ЧТО НУЖНО СДЕЛАТЬ:
A: Назовите всех родственников автора, которые упомянуты по имени в тексте о детстве.
B: Продолжите текст о детстве сразу после его последнего предложения.

ТЕКСТОВЫЙ БЛОК:
====
Читать книгу Подлинные записки Алексея Ивановича Ермакова - А. И. Ермаков - Страница 3

Детство

Оглавление

Родился я 23 февраля 1866 года в деревне Жиливо2, Московской губернии Коломенского уезда. Отец мой, временнообязанный крестьянин графини Санти, Иван Павлович, и мать, Мария Михайловна, проживали у своих отца и матери – Павла Евсеевича и Василисы Федоровны. Мать занималась крестьянством, а отец жил на стороне, верстах в 700 от этого места, приезжал в деревню очень редко, так что в отрочестве я его не помню. Нас было двое: я и брат Василий.

Дедушка и бабушка нас очень любили и баловали. В памяти сохранилось, как я ездил с ними верхом на лошади; собака Волчок, которая пропадала и вернулась с зайцем; набиваем погреб – дедушка внизу ровнял снег, а мы, надрываясь, кричали, что его там зароют; мать порола за то, что съел без спросу яблоко, приготовленное для какой-то больной, и, так как порка происходила в запертой светлице, а мать, несмотря на стук, ее не отпирала, то дедушка с бабушкой навалились на дверь, сорвали крючок и меня отбили; руку я разбил правую – упал на камень. Долго меня возили к какому-то старику-костоправу. Когда он ее вправлял, боль была страшная.
====
[Записи об элементах макета]
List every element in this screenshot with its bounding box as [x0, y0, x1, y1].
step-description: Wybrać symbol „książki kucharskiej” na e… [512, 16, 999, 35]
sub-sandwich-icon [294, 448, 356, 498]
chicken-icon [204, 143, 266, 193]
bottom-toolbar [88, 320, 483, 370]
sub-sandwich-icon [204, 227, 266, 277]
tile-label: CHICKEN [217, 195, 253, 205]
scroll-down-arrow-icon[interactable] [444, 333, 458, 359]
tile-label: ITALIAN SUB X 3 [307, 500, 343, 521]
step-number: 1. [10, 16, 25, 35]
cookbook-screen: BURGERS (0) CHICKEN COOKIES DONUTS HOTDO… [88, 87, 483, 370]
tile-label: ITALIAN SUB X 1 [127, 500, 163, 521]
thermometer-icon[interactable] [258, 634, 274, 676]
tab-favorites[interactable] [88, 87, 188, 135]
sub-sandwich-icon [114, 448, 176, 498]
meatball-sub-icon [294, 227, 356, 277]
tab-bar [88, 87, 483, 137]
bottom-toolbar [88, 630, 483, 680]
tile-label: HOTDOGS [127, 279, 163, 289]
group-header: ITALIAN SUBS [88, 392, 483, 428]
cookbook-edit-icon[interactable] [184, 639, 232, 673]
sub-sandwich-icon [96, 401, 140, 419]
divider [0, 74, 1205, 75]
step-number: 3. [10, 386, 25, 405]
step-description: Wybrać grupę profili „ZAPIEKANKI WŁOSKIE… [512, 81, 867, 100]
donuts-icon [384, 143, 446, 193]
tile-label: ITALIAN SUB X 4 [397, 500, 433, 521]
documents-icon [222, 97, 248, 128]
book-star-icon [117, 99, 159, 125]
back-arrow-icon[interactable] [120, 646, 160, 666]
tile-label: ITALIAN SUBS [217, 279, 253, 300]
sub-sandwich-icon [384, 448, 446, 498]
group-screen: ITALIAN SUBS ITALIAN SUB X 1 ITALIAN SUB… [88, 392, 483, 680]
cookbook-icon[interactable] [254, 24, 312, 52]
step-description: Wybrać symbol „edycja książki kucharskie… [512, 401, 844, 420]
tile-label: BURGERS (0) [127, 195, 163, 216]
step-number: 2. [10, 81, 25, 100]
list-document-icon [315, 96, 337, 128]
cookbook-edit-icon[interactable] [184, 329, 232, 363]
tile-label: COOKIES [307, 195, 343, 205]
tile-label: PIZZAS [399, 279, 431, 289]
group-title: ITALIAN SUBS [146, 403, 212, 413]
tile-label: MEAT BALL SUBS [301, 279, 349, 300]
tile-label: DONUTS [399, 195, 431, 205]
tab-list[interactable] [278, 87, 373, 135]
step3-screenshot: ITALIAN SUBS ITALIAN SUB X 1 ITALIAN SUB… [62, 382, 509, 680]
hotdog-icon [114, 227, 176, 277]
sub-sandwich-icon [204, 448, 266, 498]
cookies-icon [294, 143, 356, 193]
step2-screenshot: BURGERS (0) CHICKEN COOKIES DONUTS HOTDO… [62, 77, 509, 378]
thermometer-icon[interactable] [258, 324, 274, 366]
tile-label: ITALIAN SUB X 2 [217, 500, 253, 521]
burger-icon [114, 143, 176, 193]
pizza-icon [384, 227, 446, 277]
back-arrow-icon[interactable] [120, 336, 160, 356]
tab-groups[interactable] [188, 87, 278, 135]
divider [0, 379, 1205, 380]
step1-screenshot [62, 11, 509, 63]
====
ОТВЕТЫ ПО ЗАДАНИЯМ:
A: Иван Павлович (отец), Мария Михайловна (мать), Павел Евсеевич, Василиса Федоровна, Василий (брат).

B:
Прожили мы у дедушки до пятилетнего возраста, затем приехал отец и забрал нас к себе, в город Краснослободск Пензенской губернии, где он служил приказчиком у купца Бажанова. Когда нас везли в поезде, то окружающие спрашивали: «Аль в приемыши взяли, что ребята так надрываются?» И кричали мы на протяжении верст 500 до Нижнего, а затем сели в повозку на лошадях и успокоились. Ехали на длинных – это значит на одних и тех же лошадях 200 верст. По дороге останавливались для кормежки лошадей и на ночлег на постоялых дворах. У мордвов грязь страшная, семьи громадные: старик-отец и у него – семь женатых сыновей, ребятишек – уйма. Меня удивило кормление их: на полу в корыто, выдолбленное из дерева, наливали ведро молока, крошили каравай черного хлеба, и они сбегались со всех сторон, слезали с печки и становились у корыта на колени учапистовать. Молодуха подливала молока и крошила хлеба, пока не наедались досыта.

Сколько же скота у них было! Громадные крытые дворы: рогатого скота сотни, лошадей 50 штук, а овец, свиней, кур, гусей, уток – не перечесть. Хлеб стоял в одоньях немолоченный лет по десяти. И все это огромное хозяйство управлялось стариками – отцом и матерью, воля которых для всей семьи была беспрекословна.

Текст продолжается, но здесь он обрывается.